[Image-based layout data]
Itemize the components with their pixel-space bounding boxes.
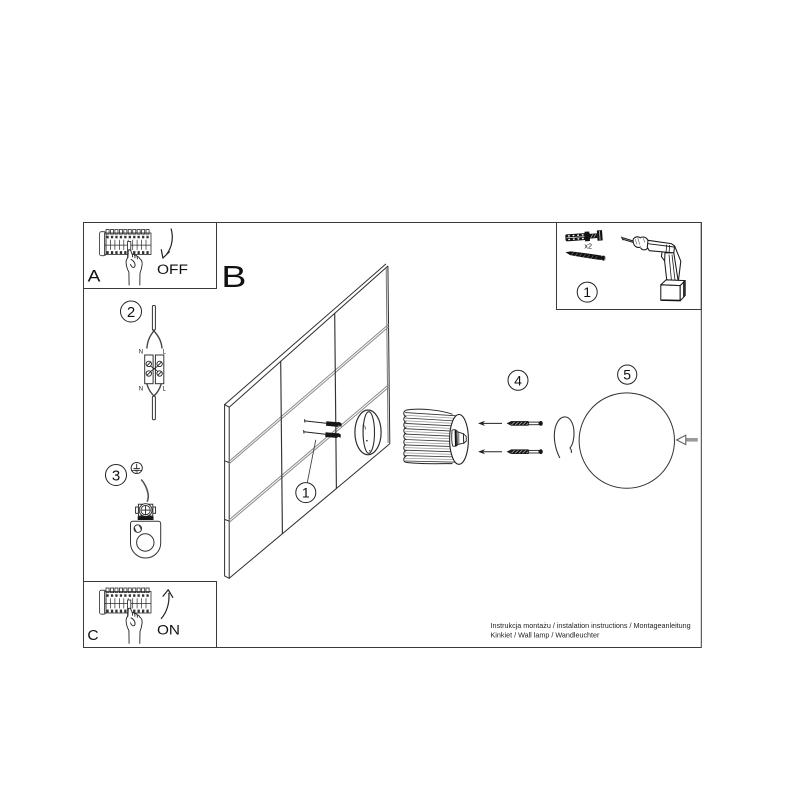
- svg-text:3: 3: [112, 467, 120, 484]
- svg-text:C: C: [87, 627, 98, 644]
- svg-text:Kinkiet / Wall lamp / Wandleuc: Kinkiet / Wall lamp / Wandleuchter: [491, 630, 601, 639]
- svg-text:N: N: [139, 387, 143, 393]
- svg-text:ON: ON: [157, 621, 180, 637]
- svg-text:1: 1: [583, 284, 591, 300]
- svg-text:N: N: [139, 350, 143, 356]
- svg-text:OFF: OFF: [157, 262, 188, 277]
- svg-text:4: 4: [514, 372, 522, 388]
- svg-text:2: 2: [127, 304, 135, 321]
- svg-text:1: 1: [302, 485, 310, 501]
- svg-text:Instrukcja montażu / instalati: Instrukcja montażu / instalation instruc…: [491, 621, 691, 630]
- svg-text:5: 5: [623, 367, 631, 383]
- svg-text:x2: x2: [584, 242, 592, 251]
- svg-text:A: A: [88, 268, 101, 286]
- svg-text:B: B: [221, 259, 246, 294]
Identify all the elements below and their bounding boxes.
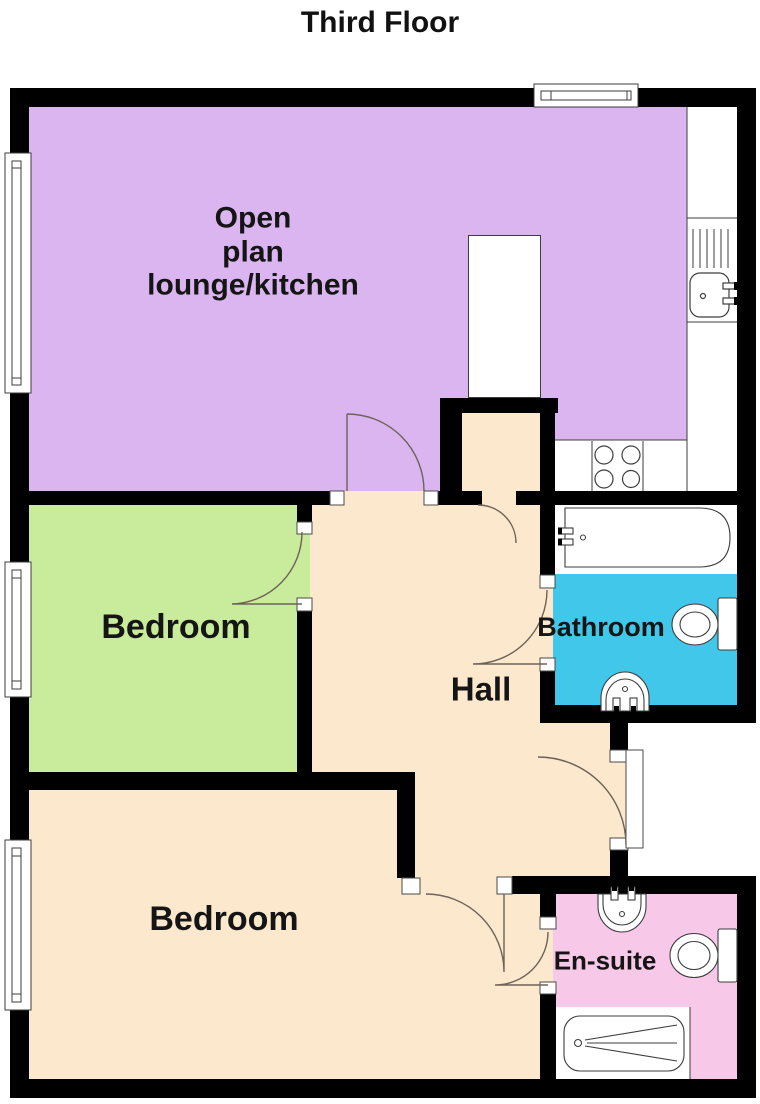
ensuite-tub-area — [556, 1007, 690, 1079]
wall-segment — [297, 505, 312, 522]
wall-segment — [737, 88, 756, 723]
wall-segment — [610, 723, 628, 750]
wall-segment — [737, 876, 756, 1098]
kitchen-island — [468, 235, 541, 398]
wall-segment — [512, 876, 756, 894]
kitchen-counter-right — [687, 107, 737, 491]
room-label-bathroom: Bathroom — [537, 612, 665, 642]
landing-recess — [628, 723, 760, 876]
room-label-bedroom2: Bedroom — [149, 900, 298, 938]
wall-segment — [540, 413, 555, 575]
wall-segment — [440, 398, 558, 413]
wall-segment — [10, 772, 415, 790]
wall-segment — [540, 894, 556, 917]
plan-title: Third Floor — [0, 6, 760, 40]
wall-segment — [440, 398, 462, 505]
wall-segment — [397, 790, 415, 878]
wall-segment — [610, 850, 628, 876]
wall-segment — [10, 88, 29, 1098]
wall-segment — [297, 611, 312, 790]
wall-segment — [10, 1079, 756, 1098]
wall-segment — [540, 705, 756, 723]
wall-segment — [540, 671, 555, 705]
room-label-lounge: Open plan lounge/kitchen — [147, 202, 359, 303]
wall-segment — [10, 88, 756, 107]
room-label-hall: Hall — [451, 672, 512, 709]
wall-segment — [29, 491, 330, 505]
wall-segment — [540, 994, 556, 1079]
kitchen-counter-bottom — [555, 440, 687, 491]
bathroom-tub-area — [554, 505, 738, 574]
room-label-ensuite: En-suite — [554, 946, 657, 975]
floorplan: Third Floor — [0, 0, 760, 1104]
room-label-bedroom1: Bedroom — [101, 608, 250, 646]
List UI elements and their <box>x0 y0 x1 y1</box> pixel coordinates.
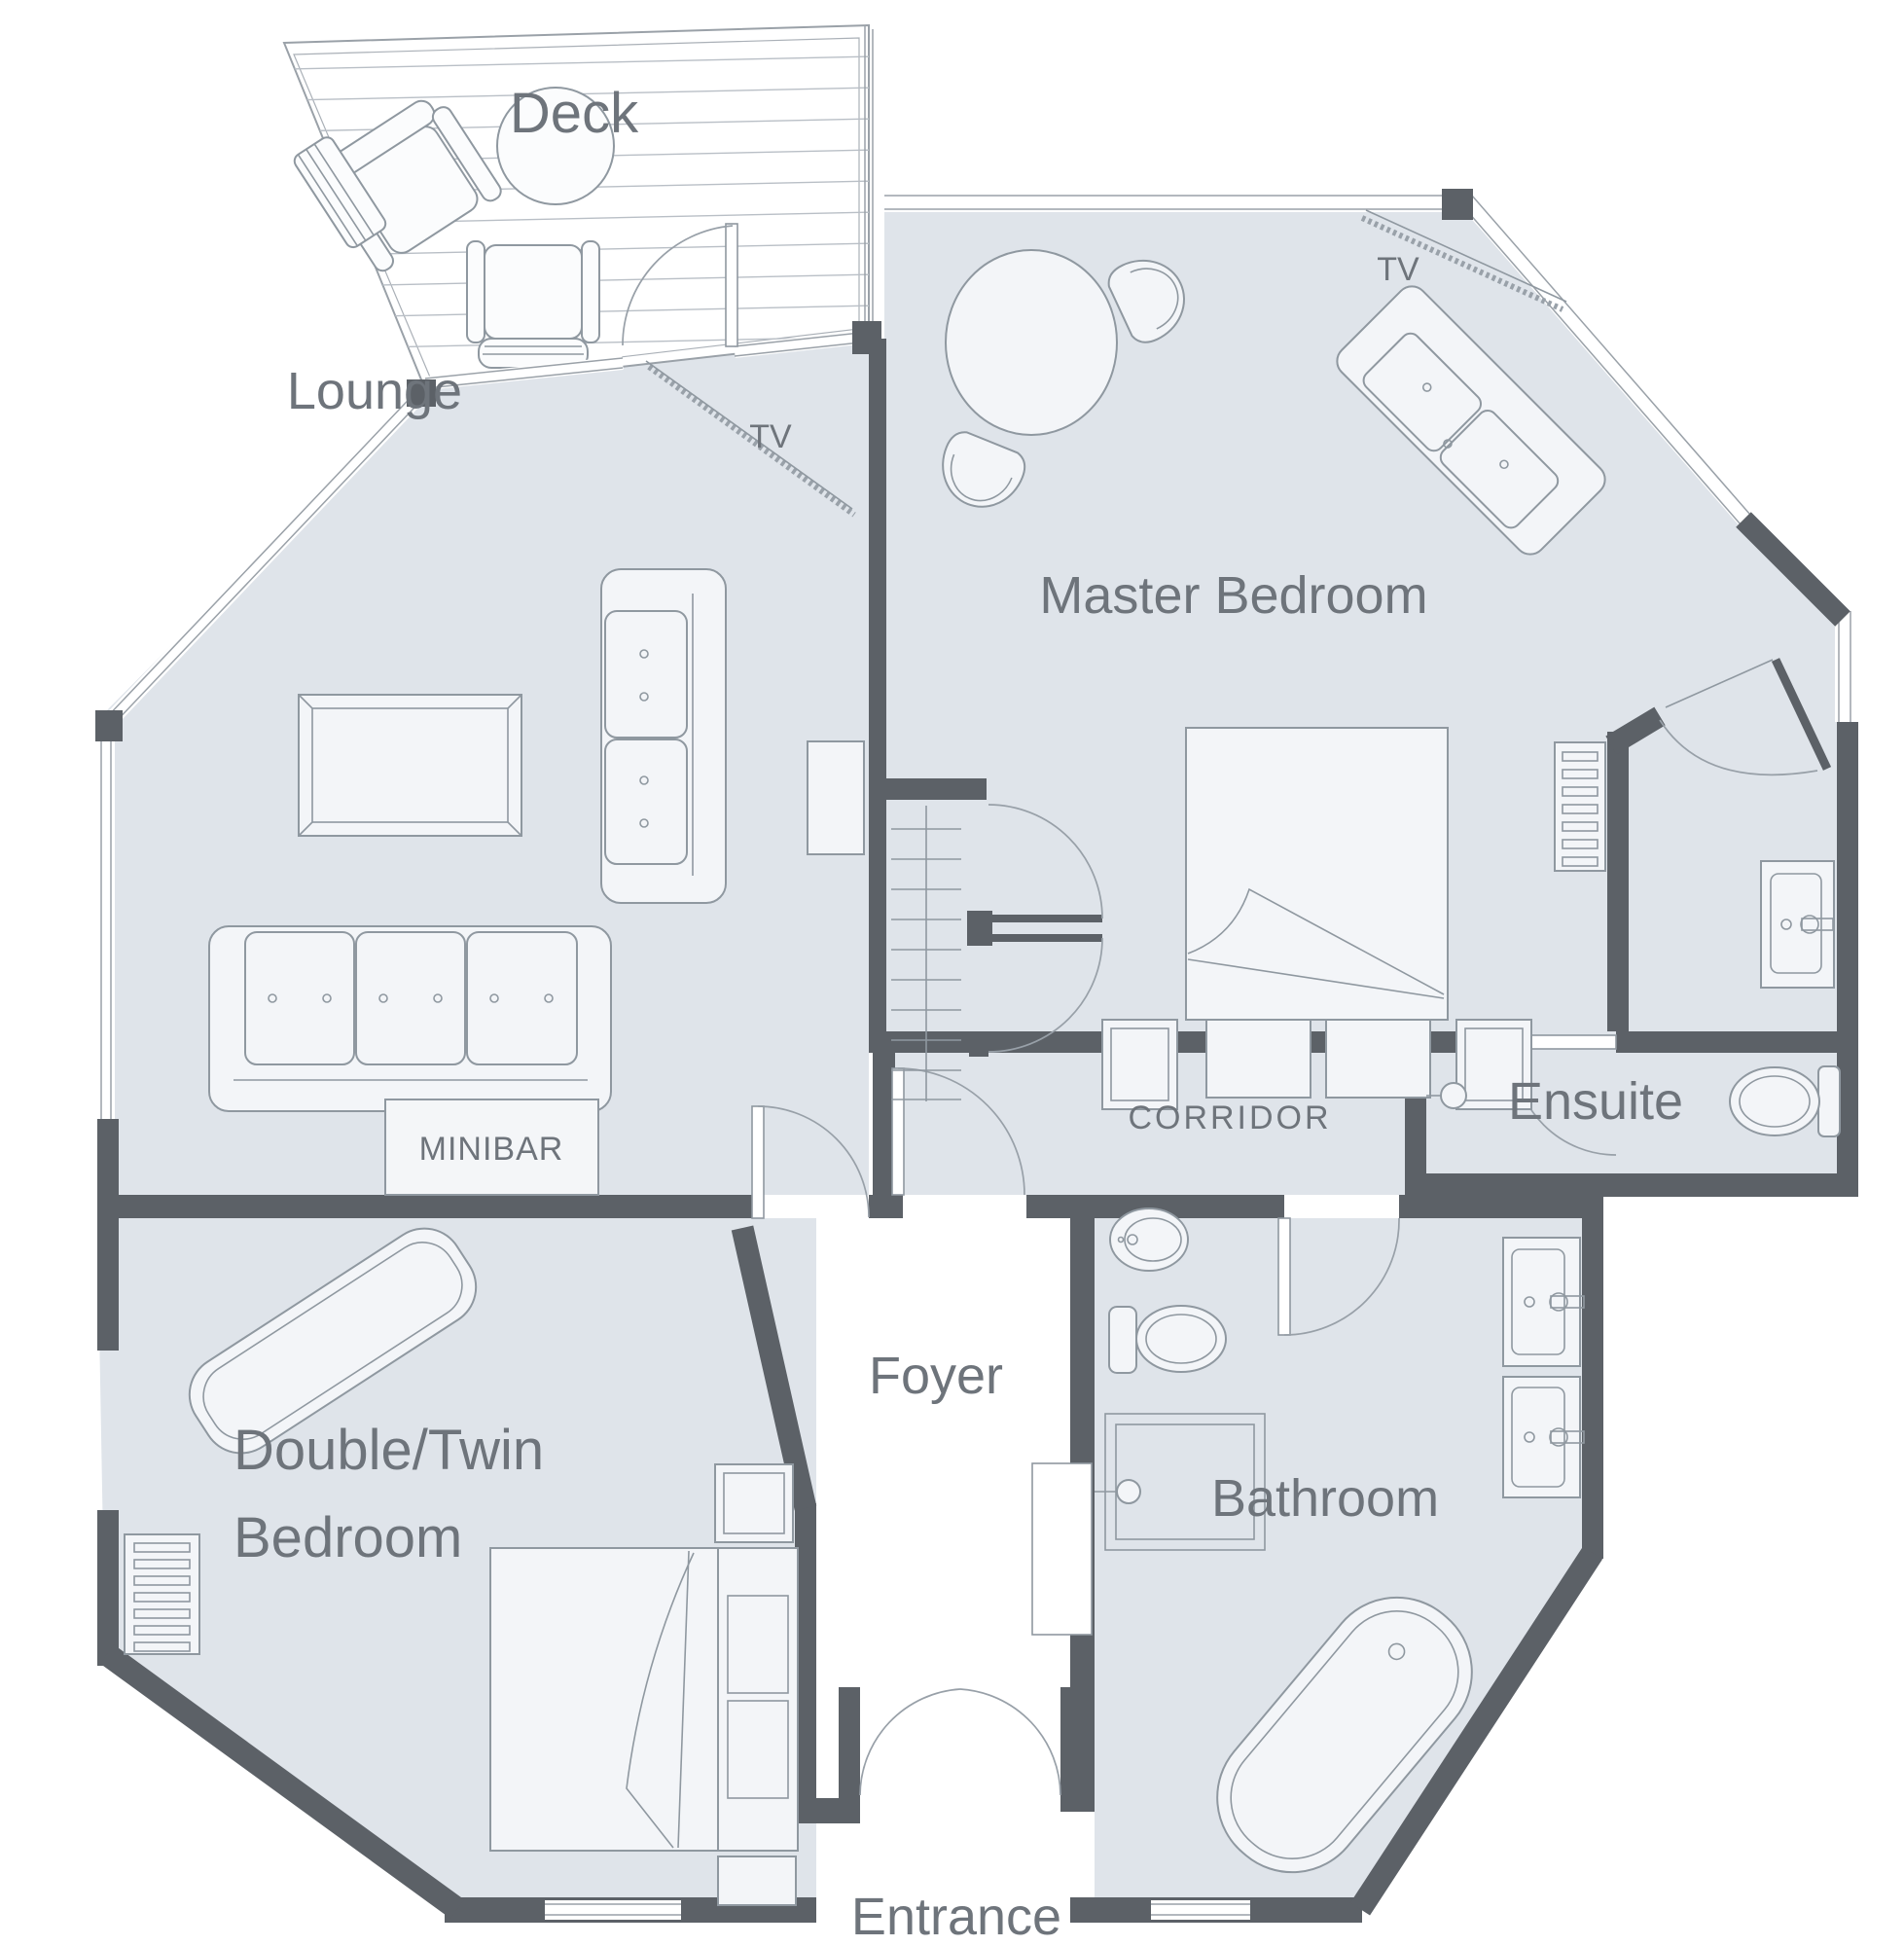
dt-radiator <box>125 1534 199 1654</box>
master-round-table <box>946 250 1117 435</box>
lounge-sofa-2seat <box>601 569 726 903</box>
bathroom-sink-2 <box>1503 1377 1584 1497</box>
lounge-sofa-3seat <box>209 926 611 1111</box>
bathroom-toilet <box>1109 1306 1226 1373</box>
deck-label: Deck <box>510 82 639 145</box>
master-bedroom-label: Master Bedroom <box>1039 566 1427 625</box>
master-tv-label: TV <box>1377 251 1419 288</box>
double-twin-label-2: Bedroom <box>234 1506 462 1569</box>
lounge-wall-cabinet <box>808 741 864 854</box>
deck: Deck <box>243 25 876 389</box>
foyer-console-table <box>1032 1463 1092 1635</box>
master-right-window <box>1835 611 1854 722</box>
entrance-double-door <box>860 1689 1060 1795</box>
ensuite-toilet <box>1730 1066 1840 1136</box>
foyer: Foyer Entrance <box>851 1347 1092 1946</box>
foyer-label: Foyer <box>869 1347 1003 1405</box>
minibar-label: MINIBAR <box>419 1131 564 1168</box>
nook-sink <box>1761 861 1834 988</box>
bathroom-sink-1 <box>1503 1238 1584 1366</box>
bidet <box>1110 1208 1188 1271</box>
double-twin-label-1: Double/Twin <box>234 1419 544 1482</box>
master-radiator <box>1555 742 1605 871</box>
bathroom-label: Bathroom <box>1211 1469 1439 1528</box>
coffee-table <box>299 695 521 836</box>
lounge-left-window <box>97 738 115 1119</box>
deck-armchair-2 <box>467 241 599 368</box>
corridor-label: CORRIDOR <box>1128 1099 1331 1136</box>
minibar-box: MINIBAR <box>385 1099 598 1195</box>
entrance-label: Entrance <box>851 1888 1061 1946</box>
ensuite-label: Ensuite <box>1508 1072 1683 1131</box>
lounge-label: Lounge <box>287 362 462 420</box>
lounge-tv-label: TV <box>749 418 792 455</box>
floor-plan: Deck <box>0 0 1904 1946</box>
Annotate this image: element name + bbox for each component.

**Instructions for the task**.
Can you write out every line of the data above verbatim, leaving out the pictures?

**Answer to this problem**.
Itemize the components with their pixel-space bounding boxes.
- svg-text:3: 3: [112, 467, 120, 484]
- svg-text:C: C: [87, 627, 98, 644]
- svg-text:Kinkiet / Wall lamp / Wandleuc: Kinkiet / Wall lamp / Wandleuchter: [491, 630, 601, 639]
- svg-text:N: N: [139, 387, 143, 393]
- svg-text:ON: ON: [157, 621, 180, 637]
- svg-text:1: 1: [583, 284, 591, 300]
- svg-text:N: N: [139, 350, 143, 356]
- svg-text:OFF: OFF: [157, 262, 188, 277]
- svg-text:4: 4: [514, 372, 522, 388]
- svg-text:2: 2: [127, 304, 135, 321]
- svg-text:1: 1: [302, 485, 310, 501]
- svg-text:Instrukcja montażu / instalati: Instrukcja montażu / instalation instruc…: [491, 621, 691, 630]
- svg-text:5: 5: [623, 367, 631, 383]
- svg-text:x2: x2: [584, 242, 592, 251]
- svg-text:A: A: [88, 268, 101, 286]
- svg-text:B: B: [221, 259, 246, 294]
Identify all the elements below and their bounding boxes.
ensuite-tub-area — [556, 1007, 690, 1079]
wall-segment — [297, 505, 312, 522]
wall-segment — [737, 88, 756, 723]
wall-segment — [610, 723, 628, 750]
wall-segment — [737, 876, 756, 1098]
kitchen-island — [468, 235, 541, 398]
wall-segment — [512, 876, 756, 894]
kitchen-counter-right — [687, 107, 737, 491]
room-label-bathroom: Bathroom — [537, 612, 665, 642]
landing-recess — [628, 723, 760, 876]
room-label-bedroom2: Bedroom — [149, 900, 298, 938]
wall-segment — [540, 413, 555, 575]
wall-segment — [440, 398, 558, 413]
wall-segment — [10, 772, 415, 790]
wall-segment — [540, 894, 556, 917]
plan-title: Third Floor — [0, 6, 760, 40]
wall-segment — [440, 398, 462, 505]
wall-segment — [397, 790, 415, 878]
wall-segment — [610, 850, 628, 876]
wall-segment — [10, 88, 29, 1098]
wall-segment — [297, 611, 312, 790]
wall-segment — [10, 1079, 756, 1098]
wall-segment — [540, 705, 756, 723]
wall-segment — [540, 671, 555, 705]
room-label-lounge: Open plan lounge/kitchen — [147, 202, 359, 303]
wall-segment — [10, 88, 756, 107]
room-label-hall: Hall — [451, 672, 512, 709]
wall-segment — [29, 491, 330, 505]
wall-segment — [540, 994, 556, 1079]
kitchen-counter-bottom — [555, 440, 687, 491]
bathroom-tub-area — [554, 505, 738, 574]
room-label-ensuite: En-suite — [554, 946, 657, 975]
floorplan: Third Floor — [0, 0, 760, 1104]
room-label-bedroom1: Bedroom — [101, 608, 250, 646]
List UI elements and their <box>x0 y0 x1 y1</box> pixel coordinates.
dt-radiator <box>125 1534 199 1654</box>
master-round-table <box>946 250 1117 435</box>
lounge-sofa-2seat <box>601 569 726 903</box>
bathroom-sink-2 <box>1503 1377 1584 1497</box>
lounge-sofa-3seat <box>209 926 611 1111</box>
bathroom-toilet <box>1109 1306 1226 1373</box>
deck-label: Deck <box>510 82 639 145</box>
master-bedroom-label: Master Bedroom <box>1039 566 1427 625</box>
master-tv-label: TV <box>1377 251 1419 288</box>
double-twin-label-2: Bedroom <box>234 1506 462 1569</box>
lounge-wall-cabinet <box>808 741 864 854</box>
deck: Deck <box>243 25 876 389</box>
foyer-console-table <box>1032 1463 1092 1635</box>
master-right-window <box>1835 611 1854 722</box>
entrance-double-door <box>860 1689 1060 1795</box>
ensuite-toilet <box>1730 1066 1840 1136</box>
foyer: Foyer Entrance <box>851 1347 1092 1946</box>
foyer-label: Foyer <box>869 1347 1003 1405</box>
minibar-label: MINIBAR <box>419 1131 564 1168</box>
nook-sink <box>1761 861 1834 988</box>
bathroom-sink-1 <box>1503 1238 1584 1366</box>
bidet <box>1110 1208 1188 1271</box>
double-twin-label-1: Double/Twin <box>234 1419 544 1482</box>
master-radiator <box>1555 742 1605 871</box>
bathroom-label: Bathroom <box>1211 1469 1439 1528</box>
coffee-table <box>299 695 521 836</box>
lounge-left-window <box>97 738 115 1119</box>
deck-armchair-2 <box>467 241 599 368</box>
corridor-label: CORRIDOR <box>1128 1099 1331 1136</box>
minibar-box: MINIBAR <box>385 1099 598 1195</box>
entrance-label: Entrance <box>851 1888 1061 1946</box>
ensuite-label: Ensuite <box>1508 1072 1683 1131</box>
lounge-label: Lounge <box>287 362 462 420</box>
lounge-tv-label: TV <box>749 418 792 455</box>
floor-plan: Deck <box>0 0 1904 1946</box>
Annotate this image: element name + bbox for each component.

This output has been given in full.